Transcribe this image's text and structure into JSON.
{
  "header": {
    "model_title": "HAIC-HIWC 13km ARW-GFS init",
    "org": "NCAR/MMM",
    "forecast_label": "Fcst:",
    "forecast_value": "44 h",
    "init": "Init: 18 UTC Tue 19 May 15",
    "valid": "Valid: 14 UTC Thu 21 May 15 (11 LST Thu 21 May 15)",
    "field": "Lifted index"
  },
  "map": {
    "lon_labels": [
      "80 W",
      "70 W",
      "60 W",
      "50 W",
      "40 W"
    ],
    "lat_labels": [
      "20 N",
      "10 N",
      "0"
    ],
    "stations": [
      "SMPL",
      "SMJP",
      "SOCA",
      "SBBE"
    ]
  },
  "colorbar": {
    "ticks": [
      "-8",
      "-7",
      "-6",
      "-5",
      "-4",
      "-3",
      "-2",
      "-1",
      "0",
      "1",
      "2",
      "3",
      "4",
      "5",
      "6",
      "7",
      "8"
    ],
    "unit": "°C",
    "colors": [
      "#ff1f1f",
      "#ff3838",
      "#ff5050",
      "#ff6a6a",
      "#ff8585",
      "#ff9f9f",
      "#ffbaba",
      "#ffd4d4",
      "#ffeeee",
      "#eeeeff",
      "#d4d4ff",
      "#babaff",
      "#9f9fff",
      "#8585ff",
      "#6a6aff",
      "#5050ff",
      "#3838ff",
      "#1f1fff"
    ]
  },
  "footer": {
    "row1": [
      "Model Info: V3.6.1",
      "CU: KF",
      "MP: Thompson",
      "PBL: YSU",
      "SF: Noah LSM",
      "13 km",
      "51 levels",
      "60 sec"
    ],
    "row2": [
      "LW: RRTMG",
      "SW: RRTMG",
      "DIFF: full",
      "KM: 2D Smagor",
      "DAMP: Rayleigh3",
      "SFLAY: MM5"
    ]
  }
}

┄┄┄┄┄┄┄┄┄┄

* **Exercise description**
Look through the data above. Find each line with the string "init" and copy it.

* **Exercise solution**
    "model_title": "HAIC-HIWC 13km ARW-GFS init",
    "init": "Init: 18 UTC Tue 19 May 15",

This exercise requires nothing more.